◆ **What needs to be done**
Pull every line that holds the word "subtitle" from the entries.

---- Raw records

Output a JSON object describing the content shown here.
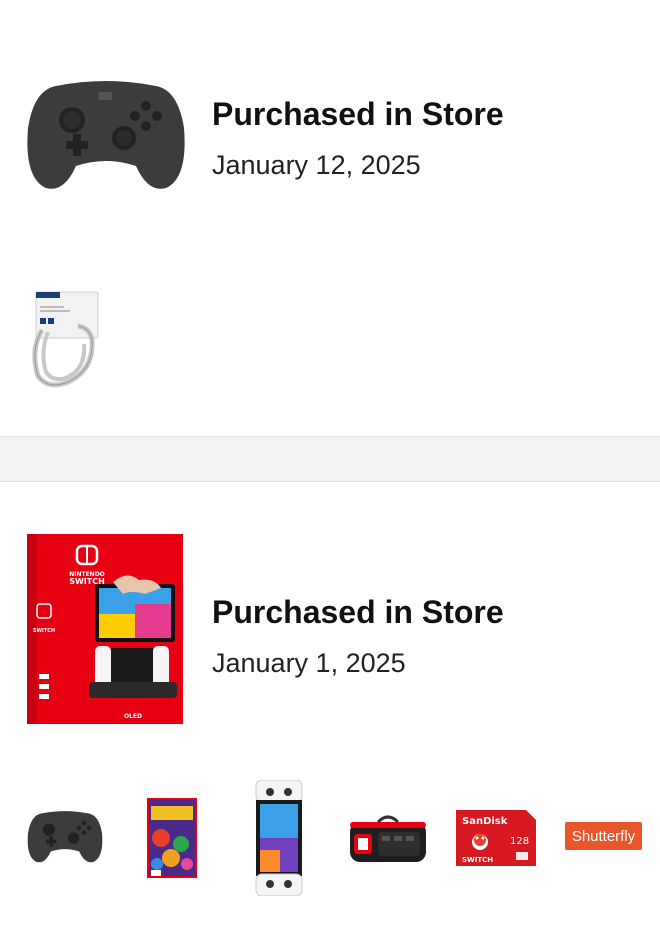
{
  "orders": [
    {
      "title": "Purchased in Store",
      "date": "January 12, 2025",
      "main_product_icon": "pro-controller",
      "items": [
        "ethernet-cable-product"
      ]
    },
    {
      "title": "Purchased in Store",
      "date": "January 1, 2025",
      "main_product_icon": "nintendo-switch-oled-box",
      "box_brand": "NINTENDO SWITCH",
      "box_model": "OLED",
      "items": [
        "pro-controller",
        "mario-kart-8-deluxe-game",
        "switch-oled-console",
        "switch-carry-case",
        "sandisk-microsd-card",
        "shutterfly-gift-card"
      ],
      "sd_brand": "SanDisk",
      "sd_capacity": "128",
      "sd_platform": "SWITCH",
      "shutterfly_label": "Shutterfly"
    }
  ],
  "colors": {
    "box_red": "#e60012",
    "shutterfly_orange": "#e8562a",
    "controller": "#3a3c3e",
    "sandisk_red": "#d71921"
  }
}
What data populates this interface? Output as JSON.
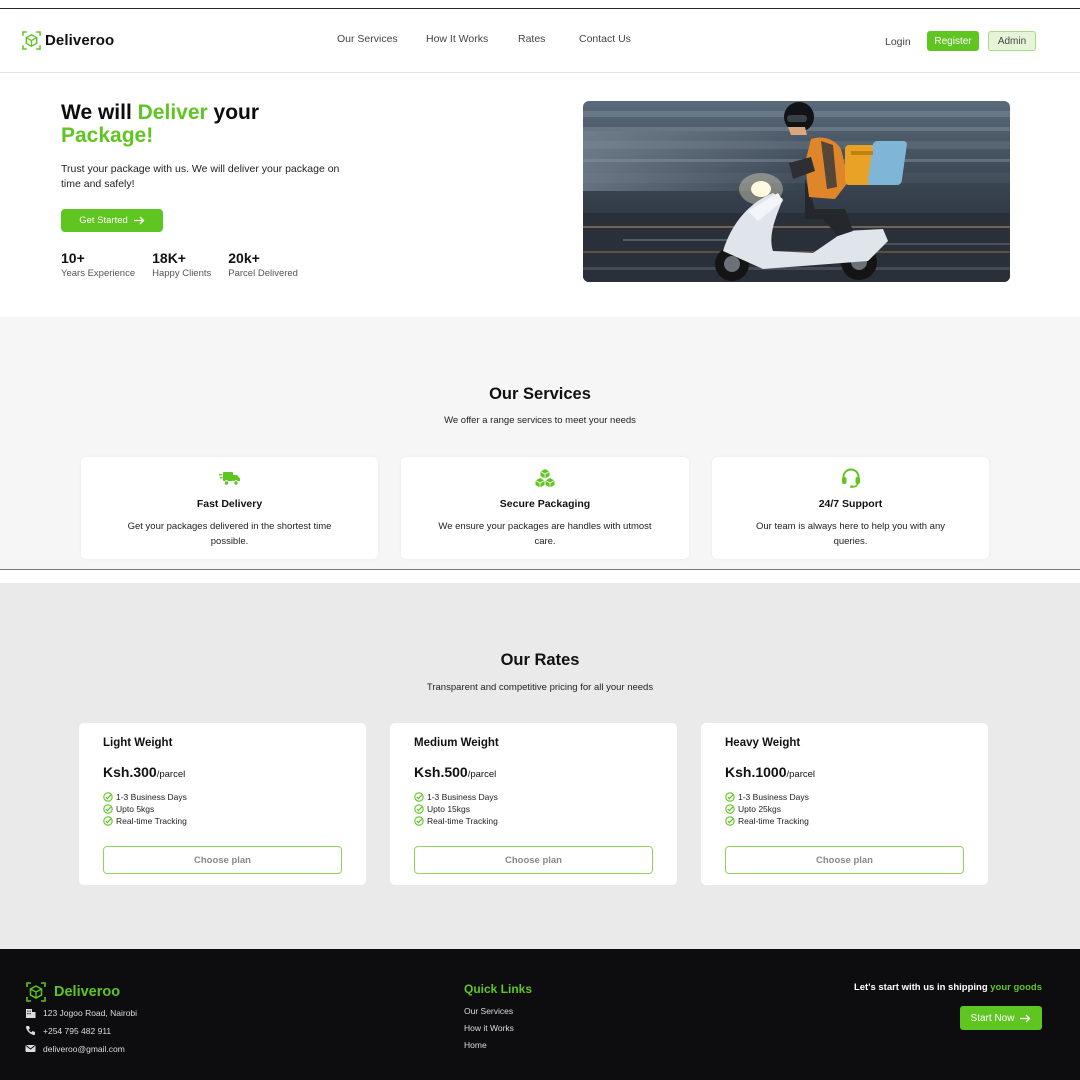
{
  "brand": {
    "name": "Deliveroo",
    "accent": "#5fc521",
    "dark": "#0d0d0f"
  },
  "nav": {
    "links": [
      "Our Services",
      "How It Works",
      "Rates",
      "Contact Us"
    ],
    "login": "Login",
    "register": "Register",
    "admin": "Admin"
  },
  "hero": {
    "title_part1": "We will ",
    "title_highlight": "Deliver",
    "title_part2": " your",
    "title_line2": "Package!",
    "description": "Trust your package with us. We will deliver your package on time and safely!",
    "cta": "Get Started",
    "stats": [
      {
        "value": "10+",
        "label": "Years Experience"
      },
      {
        "value": "18K+",
        "label": "Happy Clients"
      },
      {
        "value": "20k+",
        "label": "Parcel Delivered"
      }
    ]
  },
  "services": {
    "title": "Our Services",
    "subtitle": "We offer a range services to meet your needs",
    "items": [
      {
        "icon": "truck-icon",
        "title": "Fast Delivery",
        "description": "Get your packages delivered in the shortest time possible."
      },
      {
        "icon": "boxes-icon",
        "title": "Secure Packaging",
        "description": "We ensure your packages are handles with utmost care."
      },
      {
        "icon": "headset-icon",
        "title": "24/7 Support",
        "description": "Our team is always here to help you with any queries."
      }
    ]
  },
  "rates": {
    "title": "Our Rates",
    "subtitle": "Transparent and competitive pricing for all your needs",
    "plans": [
      {
        "name": "Light Weight",
        "price": "Ksh.300",
        "per": "/parcel",
        "features": [
          "1-3 Business Days",
          "Upto 5kgs",
          "Real-time Tracking"
        ],
        "cta": "Choose plan"
      },
      {
        "name": "Medium Weight",
        "price": "Ksh.500",
        "per": "/parcel",
        "features": [
          "1-3 Business Days",
          "Upto 15kgs",
          "Real-time Tracking"
        ],
        "cta": "Choose plan"
      },
      {
        "name": "Heavy Weight",
        "price": "Ksh.1000",
        "per": "/parcel",
        "features": [
          "1-3 Business Days",
          "Upto 25kgs",
          "Real-time Tracking"
        ],
        "cta": "Choose plan"
      }
    ]
  },
  "footer": {
    "address": "123 Jogoo Road, Nairobi",
    "phone": "+254 795 482 911",
    "email": "deliveroo@gmail.com",
    "quick_links_title": "Quick Links",
    "quick_links": [
      "Our Services",
      "How it Works",
      "Home"
    ],
    "cta_text": "Let's start with us in shipping ",
    "cta_highlight": "your goods",
    "cta_button": "Start Now"
  }
}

--------

◆ **Written answer**
    "subtitle": "We offer a range services to meet your needs",
    "subtitle": "Transparent and competitive pricing for all your needs",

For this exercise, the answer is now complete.